Dataset items
──────────────────────────────

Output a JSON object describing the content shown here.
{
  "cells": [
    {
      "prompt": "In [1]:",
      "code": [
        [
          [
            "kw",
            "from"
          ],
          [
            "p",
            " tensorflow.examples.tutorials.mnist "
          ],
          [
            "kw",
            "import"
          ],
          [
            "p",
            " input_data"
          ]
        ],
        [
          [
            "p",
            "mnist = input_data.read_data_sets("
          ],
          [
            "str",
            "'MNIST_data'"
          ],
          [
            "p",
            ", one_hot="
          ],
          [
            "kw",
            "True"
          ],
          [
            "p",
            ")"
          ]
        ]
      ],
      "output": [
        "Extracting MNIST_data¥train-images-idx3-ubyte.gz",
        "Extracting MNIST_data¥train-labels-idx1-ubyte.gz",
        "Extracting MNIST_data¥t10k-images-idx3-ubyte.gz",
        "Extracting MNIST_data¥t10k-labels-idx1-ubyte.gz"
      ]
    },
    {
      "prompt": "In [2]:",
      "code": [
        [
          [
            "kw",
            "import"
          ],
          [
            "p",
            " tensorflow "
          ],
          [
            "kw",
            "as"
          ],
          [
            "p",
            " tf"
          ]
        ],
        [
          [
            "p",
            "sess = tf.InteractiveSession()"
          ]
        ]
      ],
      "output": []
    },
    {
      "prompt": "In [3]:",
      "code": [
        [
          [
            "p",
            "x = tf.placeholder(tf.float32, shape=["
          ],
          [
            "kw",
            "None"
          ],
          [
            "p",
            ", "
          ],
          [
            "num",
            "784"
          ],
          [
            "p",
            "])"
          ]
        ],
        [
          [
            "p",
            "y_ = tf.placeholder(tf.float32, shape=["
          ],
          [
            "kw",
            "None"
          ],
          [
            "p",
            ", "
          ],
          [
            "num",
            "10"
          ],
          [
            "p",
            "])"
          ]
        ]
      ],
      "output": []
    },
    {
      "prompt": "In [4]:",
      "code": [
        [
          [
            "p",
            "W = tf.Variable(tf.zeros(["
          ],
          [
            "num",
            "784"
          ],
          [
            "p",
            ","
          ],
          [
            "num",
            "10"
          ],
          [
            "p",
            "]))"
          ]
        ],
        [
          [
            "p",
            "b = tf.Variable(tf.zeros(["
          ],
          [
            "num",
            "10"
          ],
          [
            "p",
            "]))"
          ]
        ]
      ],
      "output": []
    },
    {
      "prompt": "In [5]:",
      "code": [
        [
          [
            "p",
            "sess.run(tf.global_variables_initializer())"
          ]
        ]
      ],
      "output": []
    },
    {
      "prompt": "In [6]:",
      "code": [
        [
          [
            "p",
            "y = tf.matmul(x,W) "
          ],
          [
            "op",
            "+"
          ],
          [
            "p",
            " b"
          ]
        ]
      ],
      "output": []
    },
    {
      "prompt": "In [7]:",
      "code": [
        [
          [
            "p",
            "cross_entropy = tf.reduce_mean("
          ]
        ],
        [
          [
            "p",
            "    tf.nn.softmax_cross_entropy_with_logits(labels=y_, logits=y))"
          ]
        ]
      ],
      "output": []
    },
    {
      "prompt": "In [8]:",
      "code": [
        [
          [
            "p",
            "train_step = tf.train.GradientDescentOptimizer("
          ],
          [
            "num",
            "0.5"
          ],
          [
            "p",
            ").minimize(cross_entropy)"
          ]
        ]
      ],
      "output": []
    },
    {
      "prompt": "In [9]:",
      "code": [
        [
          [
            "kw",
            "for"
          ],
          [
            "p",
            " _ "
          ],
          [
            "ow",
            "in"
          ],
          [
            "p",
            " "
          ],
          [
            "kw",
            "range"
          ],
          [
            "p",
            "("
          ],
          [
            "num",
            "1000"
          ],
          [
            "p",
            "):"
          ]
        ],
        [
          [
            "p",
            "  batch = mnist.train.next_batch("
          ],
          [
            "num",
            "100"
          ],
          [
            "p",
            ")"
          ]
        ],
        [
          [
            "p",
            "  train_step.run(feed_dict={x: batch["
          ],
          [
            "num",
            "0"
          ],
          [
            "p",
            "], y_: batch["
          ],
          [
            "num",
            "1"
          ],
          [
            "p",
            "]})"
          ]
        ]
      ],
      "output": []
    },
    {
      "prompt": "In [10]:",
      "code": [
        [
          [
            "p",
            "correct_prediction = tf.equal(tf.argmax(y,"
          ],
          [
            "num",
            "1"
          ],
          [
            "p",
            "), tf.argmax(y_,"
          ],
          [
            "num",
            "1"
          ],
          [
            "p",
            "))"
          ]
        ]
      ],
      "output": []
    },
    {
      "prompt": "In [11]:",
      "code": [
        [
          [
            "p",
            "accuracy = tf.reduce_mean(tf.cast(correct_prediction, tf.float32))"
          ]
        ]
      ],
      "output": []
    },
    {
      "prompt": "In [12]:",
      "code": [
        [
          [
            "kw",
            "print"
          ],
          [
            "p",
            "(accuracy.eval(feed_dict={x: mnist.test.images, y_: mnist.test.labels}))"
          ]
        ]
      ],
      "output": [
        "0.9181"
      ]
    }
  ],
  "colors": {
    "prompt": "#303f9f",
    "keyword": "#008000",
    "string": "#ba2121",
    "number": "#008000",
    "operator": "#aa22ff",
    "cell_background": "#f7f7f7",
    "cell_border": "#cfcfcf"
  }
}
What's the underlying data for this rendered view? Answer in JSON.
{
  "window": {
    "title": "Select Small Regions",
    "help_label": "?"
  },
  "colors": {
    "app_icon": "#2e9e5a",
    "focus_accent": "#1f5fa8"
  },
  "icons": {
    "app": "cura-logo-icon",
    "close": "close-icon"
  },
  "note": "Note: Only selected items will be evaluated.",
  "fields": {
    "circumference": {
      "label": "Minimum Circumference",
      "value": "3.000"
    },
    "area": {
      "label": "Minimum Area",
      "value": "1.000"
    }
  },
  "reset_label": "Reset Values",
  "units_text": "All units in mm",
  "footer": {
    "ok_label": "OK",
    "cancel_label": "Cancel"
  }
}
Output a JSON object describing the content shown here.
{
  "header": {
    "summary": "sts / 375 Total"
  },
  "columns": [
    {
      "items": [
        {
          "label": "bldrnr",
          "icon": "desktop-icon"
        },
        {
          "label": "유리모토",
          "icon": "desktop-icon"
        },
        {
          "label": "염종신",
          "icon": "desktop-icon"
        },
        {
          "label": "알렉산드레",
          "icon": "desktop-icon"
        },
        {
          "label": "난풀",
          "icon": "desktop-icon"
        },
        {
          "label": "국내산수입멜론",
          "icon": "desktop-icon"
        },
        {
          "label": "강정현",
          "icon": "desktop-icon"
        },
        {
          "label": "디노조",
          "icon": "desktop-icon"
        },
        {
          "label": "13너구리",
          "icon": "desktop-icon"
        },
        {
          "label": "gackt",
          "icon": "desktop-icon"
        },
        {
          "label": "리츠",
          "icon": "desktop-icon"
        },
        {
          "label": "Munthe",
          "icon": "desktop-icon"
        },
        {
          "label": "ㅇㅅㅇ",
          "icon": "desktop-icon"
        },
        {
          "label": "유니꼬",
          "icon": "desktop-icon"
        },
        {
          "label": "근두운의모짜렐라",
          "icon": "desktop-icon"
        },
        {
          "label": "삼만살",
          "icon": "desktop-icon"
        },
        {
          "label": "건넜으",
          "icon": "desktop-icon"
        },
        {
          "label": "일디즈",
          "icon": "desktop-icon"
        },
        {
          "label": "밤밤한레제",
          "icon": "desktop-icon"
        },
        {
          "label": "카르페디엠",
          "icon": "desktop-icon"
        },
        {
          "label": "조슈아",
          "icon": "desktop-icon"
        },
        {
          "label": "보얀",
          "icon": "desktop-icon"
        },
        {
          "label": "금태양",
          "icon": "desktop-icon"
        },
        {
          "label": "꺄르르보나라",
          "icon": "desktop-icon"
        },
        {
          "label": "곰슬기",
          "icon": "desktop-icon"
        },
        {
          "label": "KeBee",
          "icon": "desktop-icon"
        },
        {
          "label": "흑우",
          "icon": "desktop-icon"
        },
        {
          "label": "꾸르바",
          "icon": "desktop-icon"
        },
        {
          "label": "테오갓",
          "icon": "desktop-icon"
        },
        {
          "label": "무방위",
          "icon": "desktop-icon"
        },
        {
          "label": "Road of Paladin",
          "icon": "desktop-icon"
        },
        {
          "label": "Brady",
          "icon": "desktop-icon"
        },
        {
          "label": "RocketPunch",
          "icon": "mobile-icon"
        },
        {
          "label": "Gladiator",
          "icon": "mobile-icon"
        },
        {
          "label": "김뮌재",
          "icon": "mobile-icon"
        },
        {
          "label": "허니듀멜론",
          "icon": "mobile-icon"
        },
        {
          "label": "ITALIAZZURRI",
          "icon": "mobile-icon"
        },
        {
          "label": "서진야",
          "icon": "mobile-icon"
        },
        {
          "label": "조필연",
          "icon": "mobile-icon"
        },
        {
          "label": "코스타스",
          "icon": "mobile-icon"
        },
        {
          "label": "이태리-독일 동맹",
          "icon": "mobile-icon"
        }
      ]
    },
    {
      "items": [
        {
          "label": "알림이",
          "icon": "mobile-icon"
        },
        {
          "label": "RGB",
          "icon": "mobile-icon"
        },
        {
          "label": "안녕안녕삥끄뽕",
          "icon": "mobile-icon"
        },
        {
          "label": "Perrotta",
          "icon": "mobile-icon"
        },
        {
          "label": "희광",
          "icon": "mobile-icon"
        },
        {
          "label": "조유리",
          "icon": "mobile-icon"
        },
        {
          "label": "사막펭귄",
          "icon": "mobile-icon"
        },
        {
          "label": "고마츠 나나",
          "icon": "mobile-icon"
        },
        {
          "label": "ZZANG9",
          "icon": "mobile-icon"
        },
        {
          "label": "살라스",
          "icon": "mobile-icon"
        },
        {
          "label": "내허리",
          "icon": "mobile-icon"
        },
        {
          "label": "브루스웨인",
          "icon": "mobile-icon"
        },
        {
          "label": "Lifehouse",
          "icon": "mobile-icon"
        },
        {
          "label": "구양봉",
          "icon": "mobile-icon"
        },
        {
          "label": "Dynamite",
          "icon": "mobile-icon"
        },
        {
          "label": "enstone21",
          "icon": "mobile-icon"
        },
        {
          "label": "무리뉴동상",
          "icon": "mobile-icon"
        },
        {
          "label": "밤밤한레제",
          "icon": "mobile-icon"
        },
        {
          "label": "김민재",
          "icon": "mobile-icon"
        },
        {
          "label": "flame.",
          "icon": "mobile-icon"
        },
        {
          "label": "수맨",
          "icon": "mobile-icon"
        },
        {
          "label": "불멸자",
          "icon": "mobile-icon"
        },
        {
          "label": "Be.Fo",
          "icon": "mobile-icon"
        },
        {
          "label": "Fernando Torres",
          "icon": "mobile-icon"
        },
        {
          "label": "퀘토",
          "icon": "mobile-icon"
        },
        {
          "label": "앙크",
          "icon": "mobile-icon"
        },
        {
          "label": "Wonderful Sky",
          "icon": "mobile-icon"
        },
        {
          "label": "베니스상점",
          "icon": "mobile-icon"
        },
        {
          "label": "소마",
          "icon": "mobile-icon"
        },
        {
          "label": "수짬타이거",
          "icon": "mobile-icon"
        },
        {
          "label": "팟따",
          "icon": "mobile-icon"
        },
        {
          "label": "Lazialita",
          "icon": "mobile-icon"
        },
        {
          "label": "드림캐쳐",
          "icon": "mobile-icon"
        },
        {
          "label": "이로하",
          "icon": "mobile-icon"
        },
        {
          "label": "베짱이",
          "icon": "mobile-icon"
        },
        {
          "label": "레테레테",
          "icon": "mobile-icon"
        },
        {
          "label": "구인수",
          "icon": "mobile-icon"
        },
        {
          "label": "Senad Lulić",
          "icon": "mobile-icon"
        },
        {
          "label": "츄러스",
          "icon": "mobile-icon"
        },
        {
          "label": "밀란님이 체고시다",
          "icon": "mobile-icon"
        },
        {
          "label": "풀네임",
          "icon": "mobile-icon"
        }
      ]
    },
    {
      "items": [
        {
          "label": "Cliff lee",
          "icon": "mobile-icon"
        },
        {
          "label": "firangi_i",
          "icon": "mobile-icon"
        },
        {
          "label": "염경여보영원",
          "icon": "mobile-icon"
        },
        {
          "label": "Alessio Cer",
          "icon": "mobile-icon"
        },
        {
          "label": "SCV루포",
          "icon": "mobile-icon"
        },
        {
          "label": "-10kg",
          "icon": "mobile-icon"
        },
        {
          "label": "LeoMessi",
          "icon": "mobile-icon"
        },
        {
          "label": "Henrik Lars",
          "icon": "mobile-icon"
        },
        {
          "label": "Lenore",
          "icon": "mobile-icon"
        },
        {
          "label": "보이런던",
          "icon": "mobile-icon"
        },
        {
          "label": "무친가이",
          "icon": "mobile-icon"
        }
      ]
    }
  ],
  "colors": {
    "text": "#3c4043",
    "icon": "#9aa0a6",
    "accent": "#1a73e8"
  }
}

──────────────────────────────

Look over the listing above. Pick out and copy every line that includes "shape".

            "x = tf.placeholder(tf.float32, shape=["
            "y_ = tf.placeholder(tf.float32, shape=["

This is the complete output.